§ **Written problem**
All lines in which the word "none" occurs are to be extracted.
── Material for this exercise ──
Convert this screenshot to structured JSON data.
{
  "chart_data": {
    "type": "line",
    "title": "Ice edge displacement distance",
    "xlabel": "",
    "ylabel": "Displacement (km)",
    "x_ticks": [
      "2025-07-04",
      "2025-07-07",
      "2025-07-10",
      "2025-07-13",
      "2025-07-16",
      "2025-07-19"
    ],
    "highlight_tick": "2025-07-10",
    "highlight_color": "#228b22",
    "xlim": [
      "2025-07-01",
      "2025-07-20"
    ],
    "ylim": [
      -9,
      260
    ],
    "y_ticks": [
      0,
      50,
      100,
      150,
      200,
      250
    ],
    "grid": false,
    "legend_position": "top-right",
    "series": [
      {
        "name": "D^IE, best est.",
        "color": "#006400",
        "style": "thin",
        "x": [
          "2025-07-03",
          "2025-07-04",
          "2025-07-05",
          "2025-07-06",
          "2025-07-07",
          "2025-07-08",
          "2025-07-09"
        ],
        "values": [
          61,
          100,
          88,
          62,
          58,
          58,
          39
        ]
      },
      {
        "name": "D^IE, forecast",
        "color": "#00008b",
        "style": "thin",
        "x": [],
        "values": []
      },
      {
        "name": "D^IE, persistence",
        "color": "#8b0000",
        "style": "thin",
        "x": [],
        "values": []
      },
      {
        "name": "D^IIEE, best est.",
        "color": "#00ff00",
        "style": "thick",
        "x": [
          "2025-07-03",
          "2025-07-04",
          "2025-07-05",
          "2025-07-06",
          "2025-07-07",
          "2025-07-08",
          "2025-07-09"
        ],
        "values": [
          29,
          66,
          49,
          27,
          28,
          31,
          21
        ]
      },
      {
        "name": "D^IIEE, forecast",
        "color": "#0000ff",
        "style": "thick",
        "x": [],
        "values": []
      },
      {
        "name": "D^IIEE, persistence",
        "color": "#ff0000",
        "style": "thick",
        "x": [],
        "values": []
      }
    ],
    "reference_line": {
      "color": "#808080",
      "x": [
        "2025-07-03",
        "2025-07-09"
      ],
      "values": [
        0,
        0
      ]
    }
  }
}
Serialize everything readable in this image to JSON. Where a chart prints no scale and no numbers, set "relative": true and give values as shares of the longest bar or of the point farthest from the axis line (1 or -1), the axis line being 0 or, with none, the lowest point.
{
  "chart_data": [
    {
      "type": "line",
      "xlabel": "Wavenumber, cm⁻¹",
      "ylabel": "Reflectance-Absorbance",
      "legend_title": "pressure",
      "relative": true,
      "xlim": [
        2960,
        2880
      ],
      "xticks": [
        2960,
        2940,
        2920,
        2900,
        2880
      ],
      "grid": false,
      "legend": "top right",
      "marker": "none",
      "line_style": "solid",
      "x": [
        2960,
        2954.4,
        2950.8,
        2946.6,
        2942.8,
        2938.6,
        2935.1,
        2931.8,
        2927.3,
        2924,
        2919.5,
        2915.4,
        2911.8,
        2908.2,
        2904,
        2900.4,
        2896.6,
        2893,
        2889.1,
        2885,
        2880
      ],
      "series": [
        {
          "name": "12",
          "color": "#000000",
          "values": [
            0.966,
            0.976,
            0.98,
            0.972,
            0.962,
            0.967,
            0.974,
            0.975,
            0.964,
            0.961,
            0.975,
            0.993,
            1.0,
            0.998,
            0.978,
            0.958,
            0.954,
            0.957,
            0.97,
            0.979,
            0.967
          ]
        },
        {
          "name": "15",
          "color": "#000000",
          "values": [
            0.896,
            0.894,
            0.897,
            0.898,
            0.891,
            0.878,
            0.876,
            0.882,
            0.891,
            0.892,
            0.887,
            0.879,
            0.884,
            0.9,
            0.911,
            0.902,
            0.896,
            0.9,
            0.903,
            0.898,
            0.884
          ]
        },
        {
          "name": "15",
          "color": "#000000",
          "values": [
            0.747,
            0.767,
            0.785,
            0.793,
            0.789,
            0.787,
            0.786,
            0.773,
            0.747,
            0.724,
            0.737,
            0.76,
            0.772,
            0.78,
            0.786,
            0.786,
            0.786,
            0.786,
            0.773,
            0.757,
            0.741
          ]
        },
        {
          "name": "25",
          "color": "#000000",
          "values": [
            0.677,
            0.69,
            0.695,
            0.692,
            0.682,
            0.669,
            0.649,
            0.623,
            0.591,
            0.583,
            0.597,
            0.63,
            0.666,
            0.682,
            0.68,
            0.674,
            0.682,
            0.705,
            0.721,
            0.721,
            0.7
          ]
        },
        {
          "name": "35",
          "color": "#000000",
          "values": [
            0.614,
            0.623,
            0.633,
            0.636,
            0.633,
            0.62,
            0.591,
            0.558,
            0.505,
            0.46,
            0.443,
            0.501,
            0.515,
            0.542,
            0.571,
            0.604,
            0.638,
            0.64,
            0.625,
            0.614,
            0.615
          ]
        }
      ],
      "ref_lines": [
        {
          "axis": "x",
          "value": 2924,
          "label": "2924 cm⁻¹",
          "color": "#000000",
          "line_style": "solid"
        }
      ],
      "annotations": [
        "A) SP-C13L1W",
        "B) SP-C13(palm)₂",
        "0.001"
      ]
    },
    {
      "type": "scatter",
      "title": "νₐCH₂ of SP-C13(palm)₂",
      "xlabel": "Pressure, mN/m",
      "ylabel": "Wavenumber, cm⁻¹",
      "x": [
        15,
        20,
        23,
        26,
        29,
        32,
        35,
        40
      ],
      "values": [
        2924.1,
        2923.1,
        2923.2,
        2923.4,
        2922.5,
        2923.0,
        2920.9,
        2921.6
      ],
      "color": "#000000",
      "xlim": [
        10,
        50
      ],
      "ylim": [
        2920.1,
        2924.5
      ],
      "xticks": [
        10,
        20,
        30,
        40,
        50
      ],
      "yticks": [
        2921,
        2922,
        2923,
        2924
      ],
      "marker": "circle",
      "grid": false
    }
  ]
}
───
§ **Result below**
Serialize everything readable in this image to JSON. Where a chart prints no scale and no numbers, set "relative": true and give values as shares of the longest bar or of the point farthest from the axis line (1 or -1), the axis line being 0 or, with none, the lowest point.
      "marker": "none",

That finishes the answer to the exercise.